> _Exercise input_:
━━━━

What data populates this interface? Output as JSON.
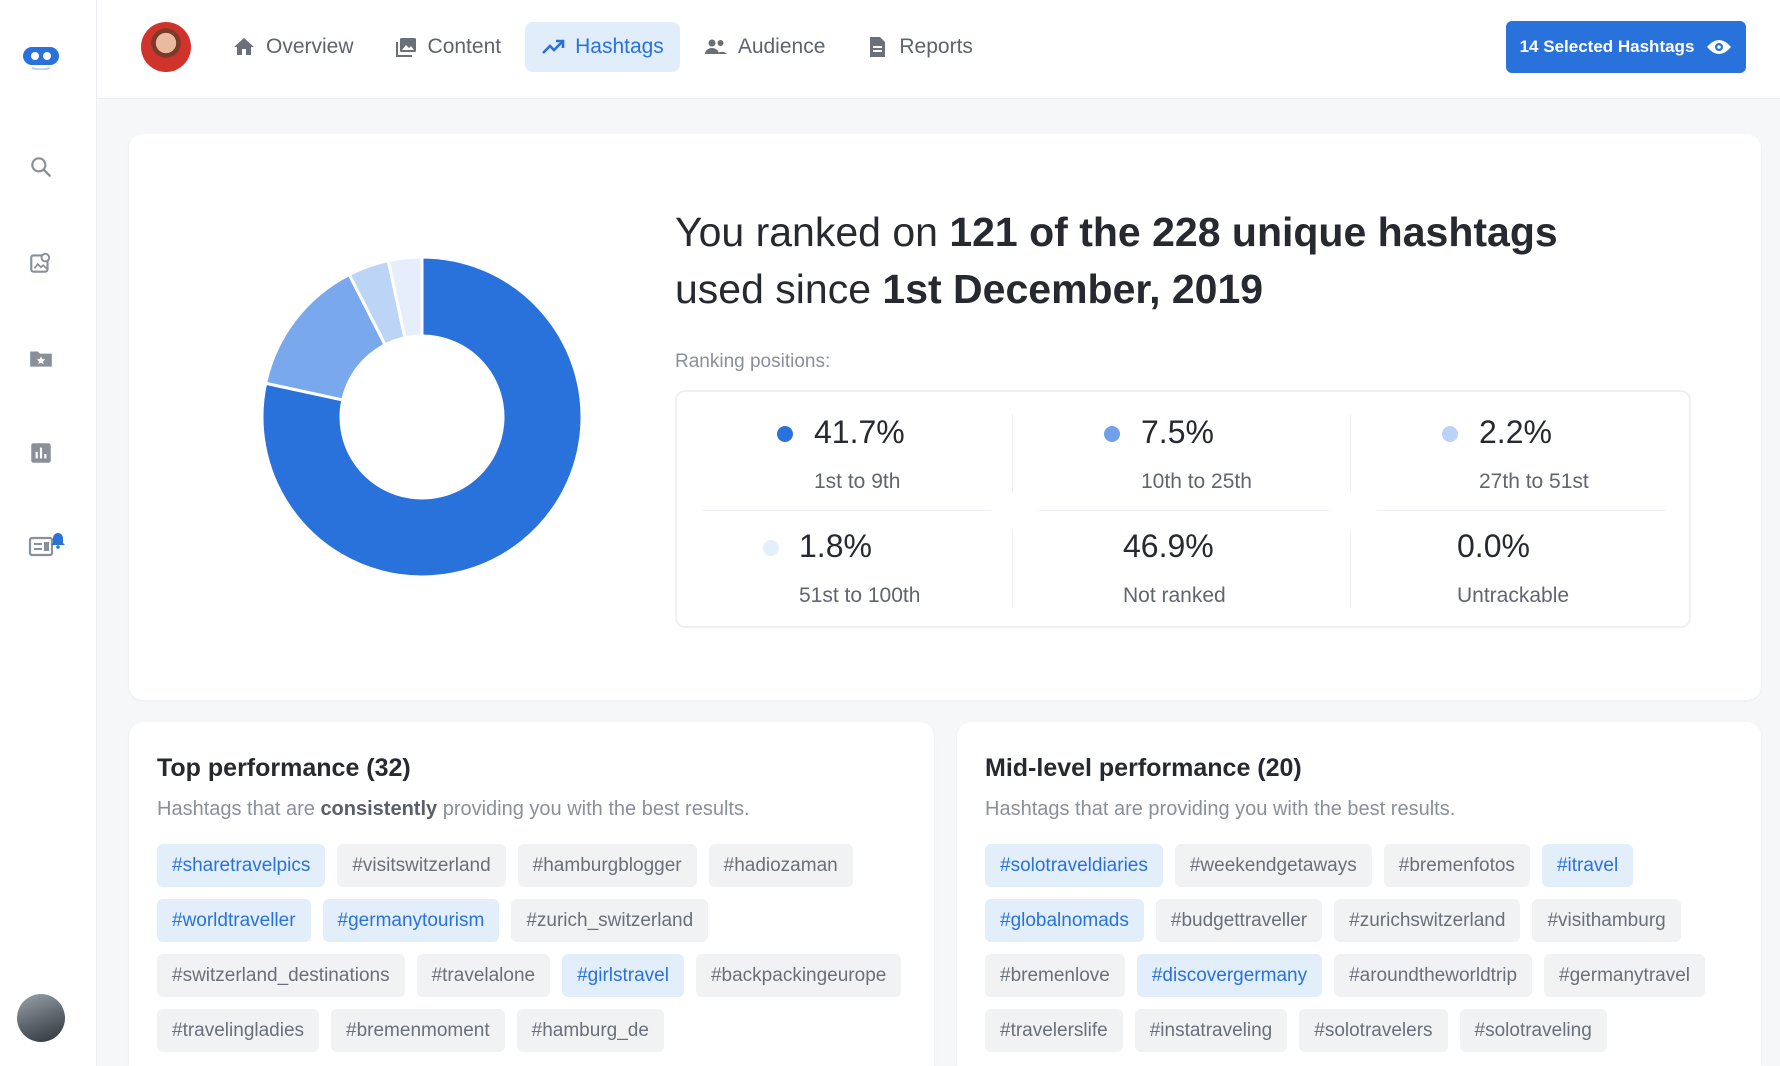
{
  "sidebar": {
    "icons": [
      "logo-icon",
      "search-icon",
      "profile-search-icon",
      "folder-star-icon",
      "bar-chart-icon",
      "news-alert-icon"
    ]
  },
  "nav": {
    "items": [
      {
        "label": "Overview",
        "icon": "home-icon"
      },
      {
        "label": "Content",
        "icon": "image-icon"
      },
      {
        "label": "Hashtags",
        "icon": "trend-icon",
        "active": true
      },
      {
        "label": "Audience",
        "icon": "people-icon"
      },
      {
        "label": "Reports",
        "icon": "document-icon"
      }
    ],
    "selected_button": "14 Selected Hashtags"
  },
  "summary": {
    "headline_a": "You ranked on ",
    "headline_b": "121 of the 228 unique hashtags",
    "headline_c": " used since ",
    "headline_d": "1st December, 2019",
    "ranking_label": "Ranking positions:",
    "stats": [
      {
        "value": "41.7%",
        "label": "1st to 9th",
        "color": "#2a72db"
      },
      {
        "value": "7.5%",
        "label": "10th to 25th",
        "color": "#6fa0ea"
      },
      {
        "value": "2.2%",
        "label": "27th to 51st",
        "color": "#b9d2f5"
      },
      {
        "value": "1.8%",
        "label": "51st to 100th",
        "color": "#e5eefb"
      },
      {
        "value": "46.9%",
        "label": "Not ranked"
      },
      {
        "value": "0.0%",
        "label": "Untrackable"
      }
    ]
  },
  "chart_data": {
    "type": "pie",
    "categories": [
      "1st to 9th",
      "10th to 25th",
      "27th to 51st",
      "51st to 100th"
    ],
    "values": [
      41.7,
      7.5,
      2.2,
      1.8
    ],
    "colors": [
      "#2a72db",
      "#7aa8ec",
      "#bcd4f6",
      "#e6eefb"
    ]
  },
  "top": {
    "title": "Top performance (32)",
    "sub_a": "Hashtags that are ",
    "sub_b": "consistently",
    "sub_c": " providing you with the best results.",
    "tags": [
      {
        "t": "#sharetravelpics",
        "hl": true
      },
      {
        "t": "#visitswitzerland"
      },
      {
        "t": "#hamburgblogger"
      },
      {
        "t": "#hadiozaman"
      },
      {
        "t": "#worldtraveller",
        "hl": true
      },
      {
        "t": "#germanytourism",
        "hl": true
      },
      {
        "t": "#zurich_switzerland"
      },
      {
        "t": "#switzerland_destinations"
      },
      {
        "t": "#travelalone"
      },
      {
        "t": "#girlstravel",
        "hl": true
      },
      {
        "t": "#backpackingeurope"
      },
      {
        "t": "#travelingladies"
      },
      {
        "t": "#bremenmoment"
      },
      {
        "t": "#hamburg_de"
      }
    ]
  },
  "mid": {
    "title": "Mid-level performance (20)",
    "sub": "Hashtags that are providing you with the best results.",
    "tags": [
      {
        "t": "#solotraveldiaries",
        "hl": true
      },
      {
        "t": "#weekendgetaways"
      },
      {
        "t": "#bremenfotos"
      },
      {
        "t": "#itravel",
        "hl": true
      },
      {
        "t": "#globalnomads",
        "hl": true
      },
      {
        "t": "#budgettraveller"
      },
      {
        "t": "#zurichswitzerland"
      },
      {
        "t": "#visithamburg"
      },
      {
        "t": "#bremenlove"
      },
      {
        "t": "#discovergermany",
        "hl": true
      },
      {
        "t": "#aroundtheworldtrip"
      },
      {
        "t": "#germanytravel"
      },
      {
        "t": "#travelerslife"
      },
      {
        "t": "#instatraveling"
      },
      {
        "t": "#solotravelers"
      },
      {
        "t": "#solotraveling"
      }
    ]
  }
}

━━━━

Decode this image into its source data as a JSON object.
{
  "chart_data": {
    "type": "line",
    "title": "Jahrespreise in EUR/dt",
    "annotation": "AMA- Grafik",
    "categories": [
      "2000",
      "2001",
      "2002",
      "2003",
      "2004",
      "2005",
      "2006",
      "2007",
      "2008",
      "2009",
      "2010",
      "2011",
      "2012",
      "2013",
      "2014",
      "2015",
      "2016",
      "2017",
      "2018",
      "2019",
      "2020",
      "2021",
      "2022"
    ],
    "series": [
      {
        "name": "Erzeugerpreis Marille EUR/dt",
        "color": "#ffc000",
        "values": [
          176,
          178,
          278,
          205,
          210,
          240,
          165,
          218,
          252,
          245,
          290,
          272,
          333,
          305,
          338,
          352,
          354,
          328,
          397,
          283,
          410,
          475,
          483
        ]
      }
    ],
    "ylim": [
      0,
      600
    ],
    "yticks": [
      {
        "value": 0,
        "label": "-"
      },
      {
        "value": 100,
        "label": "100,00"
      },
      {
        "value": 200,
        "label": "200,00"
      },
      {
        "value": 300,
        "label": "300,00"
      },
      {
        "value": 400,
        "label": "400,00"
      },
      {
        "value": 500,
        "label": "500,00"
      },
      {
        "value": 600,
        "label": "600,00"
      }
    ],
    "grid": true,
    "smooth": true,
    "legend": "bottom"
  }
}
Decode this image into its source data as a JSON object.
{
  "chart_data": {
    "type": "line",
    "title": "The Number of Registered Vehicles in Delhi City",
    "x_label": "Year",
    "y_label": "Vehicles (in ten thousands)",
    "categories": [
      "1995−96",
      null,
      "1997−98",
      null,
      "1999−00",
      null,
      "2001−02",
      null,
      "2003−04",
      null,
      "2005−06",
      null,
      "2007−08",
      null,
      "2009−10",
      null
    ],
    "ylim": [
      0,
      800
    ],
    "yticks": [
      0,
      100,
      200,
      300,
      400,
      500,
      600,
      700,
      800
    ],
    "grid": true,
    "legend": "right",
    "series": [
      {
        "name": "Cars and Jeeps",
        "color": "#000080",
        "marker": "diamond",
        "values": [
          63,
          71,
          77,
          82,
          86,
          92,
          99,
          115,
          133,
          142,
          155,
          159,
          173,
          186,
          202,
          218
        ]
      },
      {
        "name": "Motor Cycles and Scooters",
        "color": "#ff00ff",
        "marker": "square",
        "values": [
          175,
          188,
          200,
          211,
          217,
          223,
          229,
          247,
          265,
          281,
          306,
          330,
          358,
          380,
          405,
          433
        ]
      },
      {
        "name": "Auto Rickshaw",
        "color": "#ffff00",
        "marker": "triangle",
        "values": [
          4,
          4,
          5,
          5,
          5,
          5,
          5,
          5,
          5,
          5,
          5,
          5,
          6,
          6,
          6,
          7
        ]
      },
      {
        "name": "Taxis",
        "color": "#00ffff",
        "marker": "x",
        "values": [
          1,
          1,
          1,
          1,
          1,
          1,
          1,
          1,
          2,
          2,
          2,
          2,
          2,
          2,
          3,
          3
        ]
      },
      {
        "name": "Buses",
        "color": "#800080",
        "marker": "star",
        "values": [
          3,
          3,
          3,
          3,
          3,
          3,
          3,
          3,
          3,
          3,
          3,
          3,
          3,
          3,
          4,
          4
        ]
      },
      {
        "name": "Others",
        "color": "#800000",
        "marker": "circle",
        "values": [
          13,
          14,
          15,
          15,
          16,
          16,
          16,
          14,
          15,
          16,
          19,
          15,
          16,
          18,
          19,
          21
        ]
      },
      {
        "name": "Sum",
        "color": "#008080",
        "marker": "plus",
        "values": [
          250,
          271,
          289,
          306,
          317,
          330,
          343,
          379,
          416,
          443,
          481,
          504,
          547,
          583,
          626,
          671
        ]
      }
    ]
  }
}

━━━━

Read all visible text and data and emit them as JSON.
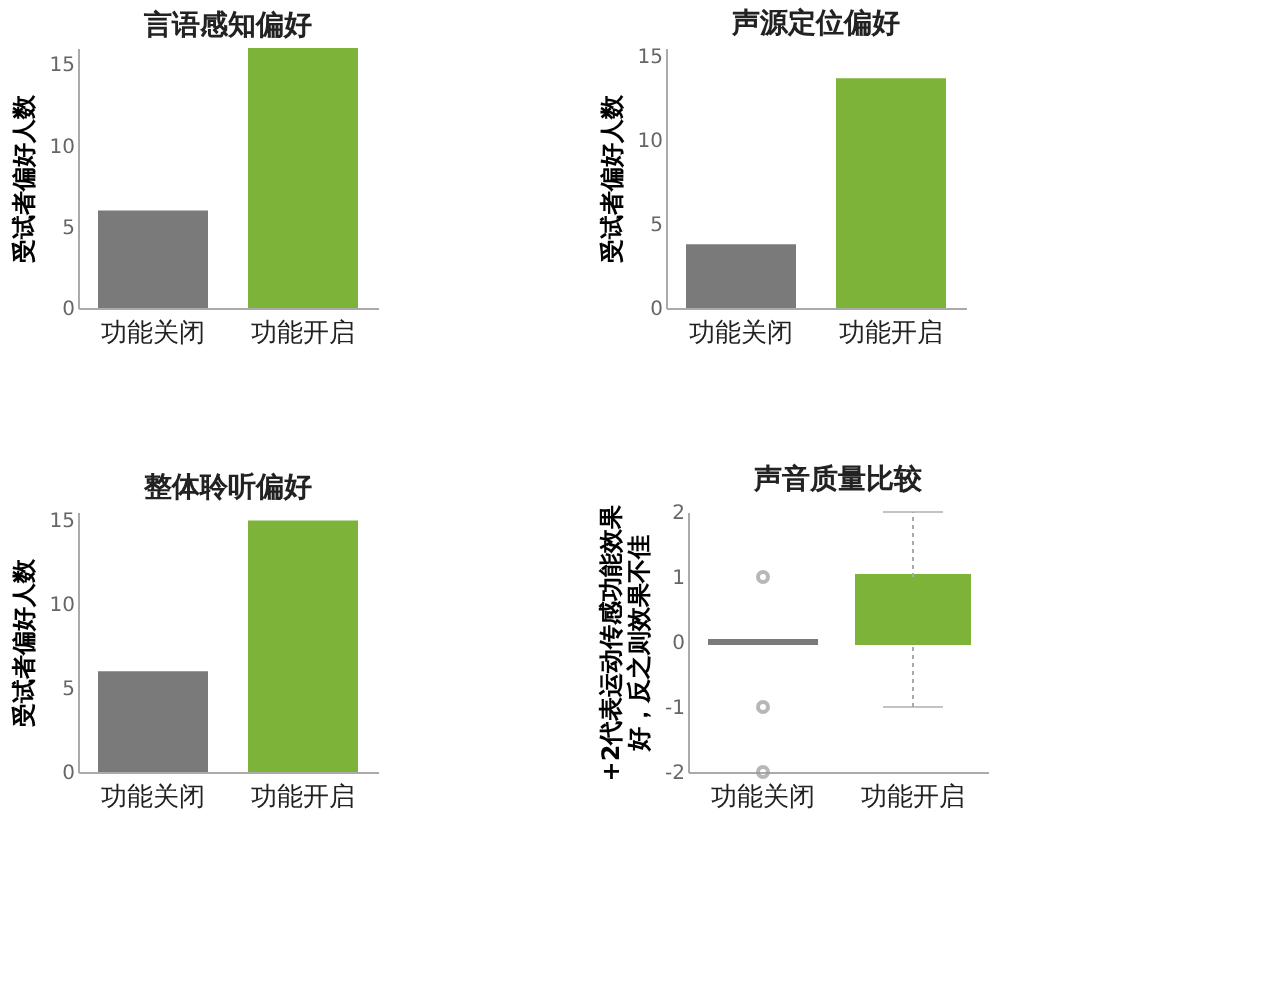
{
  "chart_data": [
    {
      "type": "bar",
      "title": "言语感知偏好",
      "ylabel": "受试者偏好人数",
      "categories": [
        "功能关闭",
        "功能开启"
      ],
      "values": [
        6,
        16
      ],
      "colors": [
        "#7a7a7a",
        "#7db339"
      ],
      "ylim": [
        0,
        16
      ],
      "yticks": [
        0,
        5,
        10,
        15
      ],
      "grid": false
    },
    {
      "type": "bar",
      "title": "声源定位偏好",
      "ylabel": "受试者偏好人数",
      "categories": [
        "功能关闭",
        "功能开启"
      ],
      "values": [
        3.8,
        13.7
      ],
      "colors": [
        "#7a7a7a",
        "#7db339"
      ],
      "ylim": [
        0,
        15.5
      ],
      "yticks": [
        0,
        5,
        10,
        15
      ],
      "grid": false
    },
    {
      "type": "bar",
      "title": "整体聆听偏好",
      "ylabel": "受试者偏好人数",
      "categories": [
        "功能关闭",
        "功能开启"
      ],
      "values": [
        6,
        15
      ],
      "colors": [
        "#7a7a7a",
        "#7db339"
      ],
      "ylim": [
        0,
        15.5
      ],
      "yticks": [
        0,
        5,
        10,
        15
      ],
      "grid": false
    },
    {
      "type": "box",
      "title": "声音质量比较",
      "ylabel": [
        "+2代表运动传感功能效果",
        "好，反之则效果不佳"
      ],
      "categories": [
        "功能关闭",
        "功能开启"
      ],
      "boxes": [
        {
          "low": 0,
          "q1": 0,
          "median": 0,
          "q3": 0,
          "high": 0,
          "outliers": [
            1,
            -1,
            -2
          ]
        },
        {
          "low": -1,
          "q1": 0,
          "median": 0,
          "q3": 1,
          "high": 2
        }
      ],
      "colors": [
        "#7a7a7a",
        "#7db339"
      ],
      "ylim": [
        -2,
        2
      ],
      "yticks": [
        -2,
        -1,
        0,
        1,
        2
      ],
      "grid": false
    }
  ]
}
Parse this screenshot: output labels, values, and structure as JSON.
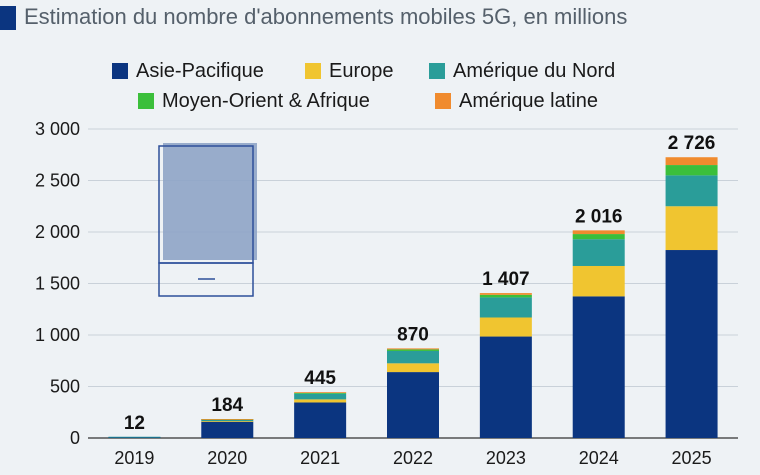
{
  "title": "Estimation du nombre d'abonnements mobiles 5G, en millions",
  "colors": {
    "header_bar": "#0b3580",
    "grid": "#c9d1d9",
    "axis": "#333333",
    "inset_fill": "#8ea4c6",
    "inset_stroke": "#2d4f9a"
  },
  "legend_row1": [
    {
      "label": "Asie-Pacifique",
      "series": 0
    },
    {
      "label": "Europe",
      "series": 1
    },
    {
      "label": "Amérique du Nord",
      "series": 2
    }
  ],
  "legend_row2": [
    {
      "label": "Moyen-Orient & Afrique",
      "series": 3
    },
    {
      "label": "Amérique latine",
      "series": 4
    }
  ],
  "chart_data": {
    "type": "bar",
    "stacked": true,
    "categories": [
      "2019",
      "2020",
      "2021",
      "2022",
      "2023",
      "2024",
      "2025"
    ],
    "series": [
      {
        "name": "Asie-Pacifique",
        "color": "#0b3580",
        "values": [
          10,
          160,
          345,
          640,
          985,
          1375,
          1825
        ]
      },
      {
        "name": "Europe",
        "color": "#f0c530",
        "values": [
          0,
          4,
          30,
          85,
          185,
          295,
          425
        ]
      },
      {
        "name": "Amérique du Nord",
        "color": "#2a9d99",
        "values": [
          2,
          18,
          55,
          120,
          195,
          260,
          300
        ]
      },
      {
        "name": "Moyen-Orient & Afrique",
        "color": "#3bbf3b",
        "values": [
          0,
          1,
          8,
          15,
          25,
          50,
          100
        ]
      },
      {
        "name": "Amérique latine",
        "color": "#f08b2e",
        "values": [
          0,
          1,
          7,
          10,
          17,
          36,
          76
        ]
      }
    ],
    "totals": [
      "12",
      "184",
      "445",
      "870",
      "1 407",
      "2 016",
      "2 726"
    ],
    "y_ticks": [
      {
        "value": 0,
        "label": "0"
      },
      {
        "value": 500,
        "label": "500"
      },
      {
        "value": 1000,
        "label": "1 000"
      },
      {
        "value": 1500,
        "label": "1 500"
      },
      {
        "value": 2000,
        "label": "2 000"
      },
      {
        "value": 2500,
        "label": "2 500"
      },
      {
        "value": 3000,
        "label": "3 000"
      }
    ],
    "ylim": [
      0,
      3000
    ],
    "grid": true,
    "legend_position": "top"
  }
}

━━━━

> _The exercise_: Extract every line that has the string "best" in it.

> _Result of the exercise_:
    "sub_c": " providing you with the best results.",
    "sub": "Hashtags that are providing you with the best results.",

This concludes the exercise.